(Source records)
· · ·

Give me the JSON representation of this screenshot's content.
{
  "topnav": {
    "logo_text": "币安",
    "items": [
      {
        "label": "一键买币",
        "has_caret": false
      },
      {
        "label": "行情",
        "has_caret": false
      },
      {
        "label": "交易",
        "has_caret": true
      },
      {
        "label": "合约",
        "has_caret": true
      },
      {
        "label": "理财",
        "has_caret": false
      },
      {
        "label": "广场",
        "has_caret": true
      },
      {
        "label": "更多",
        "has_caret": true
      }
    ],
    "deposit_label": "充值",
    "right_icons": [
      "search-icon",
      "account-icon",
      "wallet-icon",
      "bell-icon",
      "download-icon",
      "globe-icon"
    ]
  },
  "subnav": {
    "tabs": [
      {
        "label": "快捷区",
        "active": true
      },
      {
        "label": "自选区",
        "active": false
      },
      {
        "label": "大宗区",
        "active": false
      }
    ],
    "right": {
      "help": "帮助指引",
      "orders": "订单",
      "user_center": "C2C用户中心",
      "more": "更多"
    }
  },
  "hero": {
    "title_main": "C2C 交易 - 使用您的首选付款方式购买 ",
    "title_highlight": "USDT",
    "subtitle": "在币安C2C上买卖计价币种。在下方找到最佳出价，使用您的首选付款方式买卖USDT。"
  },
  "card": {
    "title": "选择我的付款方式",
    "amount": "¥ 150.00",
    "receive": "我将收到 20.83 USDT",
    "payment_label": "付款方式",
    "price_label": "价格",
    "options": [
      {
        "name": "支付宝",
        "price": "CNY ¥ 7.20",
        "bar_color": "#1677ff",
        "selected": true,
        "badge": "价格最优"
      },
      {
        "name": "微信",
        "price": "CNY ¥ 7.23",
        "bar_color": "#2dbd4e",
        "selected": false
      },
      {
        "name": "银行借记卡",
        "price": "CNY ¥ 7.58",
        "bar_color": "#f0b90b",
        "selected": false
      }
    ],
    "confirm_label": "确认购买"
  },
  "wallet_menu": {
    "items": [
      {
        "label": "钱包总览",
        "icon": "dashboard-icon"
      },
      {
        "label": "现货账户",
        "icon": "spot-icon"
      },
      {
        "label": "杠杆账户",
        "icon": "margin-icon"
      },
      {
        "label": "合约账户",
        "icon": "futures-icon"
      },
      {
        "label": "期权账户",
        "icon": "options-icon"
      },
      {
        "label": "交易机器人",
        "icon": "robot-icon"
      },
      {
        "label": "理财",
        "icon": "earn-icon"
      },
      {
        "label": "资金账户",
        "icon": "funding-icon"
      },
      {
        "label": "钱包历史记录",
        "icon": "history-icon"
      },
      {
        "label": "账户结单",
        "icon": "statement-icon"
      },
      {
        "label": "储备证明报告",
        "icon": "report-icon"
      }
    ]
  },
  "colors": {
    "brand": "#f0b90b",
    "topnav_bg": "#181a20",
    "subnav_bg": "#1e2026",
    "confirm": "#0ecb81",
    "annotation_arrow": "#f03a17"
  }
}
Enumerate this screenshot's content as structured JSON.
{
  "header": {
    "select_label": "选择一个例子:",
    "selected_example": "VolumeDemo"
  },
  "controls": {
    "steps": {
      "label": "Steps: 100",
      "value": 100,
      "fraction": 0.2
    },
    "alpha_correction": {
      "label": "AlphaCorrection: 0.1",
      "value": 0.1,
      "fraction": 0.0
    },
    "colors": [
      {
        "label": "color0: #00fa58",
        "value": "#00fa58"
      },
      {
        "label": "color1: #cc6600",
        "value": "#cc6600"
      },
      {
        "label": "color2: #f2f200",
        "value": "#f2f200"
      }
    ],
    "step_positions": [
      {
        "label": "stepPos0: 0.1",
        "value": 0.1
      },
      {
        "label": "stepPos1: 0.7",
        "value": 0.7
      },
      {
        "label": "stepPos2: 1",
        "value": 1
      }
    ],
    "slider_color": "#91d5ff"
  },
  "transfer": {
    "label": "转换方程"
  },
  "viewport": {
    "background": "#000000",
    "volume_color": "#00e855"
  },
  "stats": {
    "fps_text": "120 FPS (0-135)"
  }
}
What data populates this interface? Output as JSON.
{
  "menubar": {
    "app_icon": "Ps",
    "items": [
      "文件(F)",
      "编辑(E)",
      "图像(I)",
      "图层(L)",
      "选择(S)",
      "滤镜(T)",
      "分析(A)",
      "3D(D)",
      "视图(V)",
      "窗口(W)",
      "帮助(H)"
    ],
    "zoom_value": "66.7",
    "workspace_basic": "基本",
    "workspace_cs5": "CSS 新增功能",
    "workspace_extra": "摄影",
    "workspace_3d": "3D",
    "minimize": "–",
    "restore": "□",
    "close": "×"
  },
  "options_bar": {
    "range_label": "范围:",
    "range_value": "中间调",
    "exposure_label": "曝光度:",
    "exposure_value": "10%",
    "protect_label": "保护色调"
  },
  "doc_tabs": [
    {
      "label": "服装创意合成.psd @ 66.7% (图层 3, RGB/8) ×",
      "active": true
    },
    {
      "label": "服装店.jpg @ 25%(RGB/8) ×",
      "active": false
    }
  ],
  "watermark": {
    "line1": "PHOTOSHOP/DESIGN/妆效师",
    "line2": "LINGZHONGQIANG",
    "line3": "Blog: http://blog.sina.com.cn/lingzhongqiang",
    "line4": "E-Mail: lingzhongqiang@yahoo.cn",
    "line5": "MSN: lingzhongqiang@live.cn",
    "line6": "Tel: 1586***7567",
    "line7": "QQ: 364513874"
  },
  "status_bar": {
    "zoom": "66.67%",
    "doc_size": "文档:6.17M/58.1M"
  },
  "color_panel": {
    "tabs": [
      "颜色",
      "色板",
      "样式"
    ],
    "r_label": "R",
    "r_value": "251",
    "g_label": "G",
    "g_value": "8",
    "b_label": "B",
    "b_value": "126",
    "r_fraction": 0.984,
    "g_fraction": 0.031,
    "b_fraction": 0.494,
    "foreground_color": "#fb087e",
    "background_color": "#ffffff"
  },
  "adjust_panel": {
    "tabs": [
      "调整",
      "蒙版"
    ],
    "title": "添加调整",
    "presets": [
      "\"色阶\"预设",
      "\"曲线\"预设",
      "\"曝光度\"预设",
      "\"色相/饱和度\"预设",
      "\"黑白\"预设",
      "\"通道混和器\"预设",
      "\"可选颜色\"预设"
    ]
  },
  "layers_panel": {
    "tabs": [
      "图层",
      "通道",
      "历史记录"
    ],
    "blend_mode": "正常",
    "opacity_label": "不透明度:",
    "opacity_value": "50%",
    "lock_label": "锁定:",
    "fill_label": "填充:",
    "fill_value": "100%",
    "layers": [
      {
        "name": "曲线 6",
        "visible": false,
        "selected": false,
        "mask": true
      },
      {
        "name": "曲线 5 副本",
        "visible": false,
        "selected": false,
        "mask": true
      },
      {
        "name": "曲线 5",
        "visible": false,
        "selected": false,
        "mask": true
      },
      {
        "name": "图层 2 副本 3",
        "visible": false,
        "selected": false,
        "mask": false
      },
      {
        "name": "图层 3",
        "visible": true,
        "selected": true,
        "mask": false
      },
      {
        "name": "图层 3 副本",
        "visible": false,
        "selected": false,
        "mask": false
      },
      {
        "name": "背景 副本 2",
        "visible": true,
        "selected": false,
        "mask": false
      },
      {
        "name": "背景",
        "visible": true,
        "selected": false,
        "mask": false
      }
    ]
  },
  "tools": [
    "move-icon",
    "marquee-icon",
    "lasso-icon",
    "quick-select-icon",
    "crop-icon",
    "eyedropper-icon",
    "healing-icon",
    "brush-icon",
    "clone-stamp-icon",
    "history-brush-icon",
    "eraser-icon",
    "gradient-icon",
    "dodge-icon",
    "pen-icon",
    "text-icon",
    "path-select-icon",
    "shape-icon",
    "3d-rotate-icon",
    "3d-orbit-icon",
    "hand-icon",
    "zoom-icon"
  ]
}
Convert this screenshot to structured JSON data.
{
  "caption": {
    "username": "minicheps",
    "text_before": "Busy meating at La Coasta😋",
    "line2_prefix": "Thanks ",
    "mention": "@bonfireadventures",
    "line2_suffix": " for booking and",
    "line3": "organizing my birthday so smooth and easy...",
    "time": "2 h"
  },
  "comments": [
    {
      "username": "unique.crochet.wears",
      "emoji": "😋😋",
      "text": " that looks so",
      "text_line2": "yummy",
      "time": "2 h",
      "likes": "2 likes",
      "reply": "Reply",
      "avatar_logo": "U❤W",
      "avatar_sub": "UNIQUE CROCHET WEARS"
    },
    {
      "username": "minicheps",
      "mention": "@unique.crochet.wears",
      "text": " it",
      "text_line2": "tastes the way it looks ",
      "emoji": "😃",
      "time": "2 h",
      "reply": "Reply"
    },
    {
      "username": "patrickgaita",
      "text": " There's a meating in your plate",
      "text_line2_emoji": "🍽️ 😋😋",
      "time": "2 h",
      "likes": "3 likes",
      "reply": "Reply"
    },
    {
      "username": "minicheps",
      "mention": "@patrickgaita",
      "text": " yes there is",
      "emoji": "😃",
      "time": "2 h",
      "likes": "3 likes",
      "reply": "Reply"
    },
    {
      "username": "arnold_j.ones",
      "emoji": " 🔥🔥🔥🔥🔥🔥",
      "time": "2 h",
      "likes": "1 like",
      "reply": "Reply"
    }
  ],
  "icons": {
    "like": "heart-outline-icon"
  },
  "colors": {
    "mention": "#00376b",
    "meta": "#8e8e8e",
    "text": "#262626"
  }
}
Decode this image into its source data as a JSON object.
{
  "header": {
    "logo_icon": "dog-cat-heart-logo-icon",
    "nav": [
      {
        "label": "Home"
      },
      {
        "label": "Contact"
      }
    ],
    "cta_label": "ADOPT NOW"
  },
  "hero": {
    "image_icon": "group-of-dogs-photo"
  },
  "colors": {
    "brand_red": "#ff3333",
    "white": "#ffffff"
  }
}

· · ·

Only the lines from the one holding "Decode this image" through the end of the listing should be given again, exactly and with both ends included.

* [CORRECT ANSWER]
Decode this image into its source data as a JSON object.
{
  "header": {
    "logo_icon": "dog-cat-heart-logo-icon",
    "nav": [
      {
        "label": "Home"
      },
      {
        "label": "Contact"
      }
    ],
    "cta_label": "ADOPT NOW"
  },
  "hero": {
    "image_icon": "group-of-dogs-photo"
  },
  "colors": {
    "brand_red": "#ff3333",
    "white": "#ffffff"
  }
}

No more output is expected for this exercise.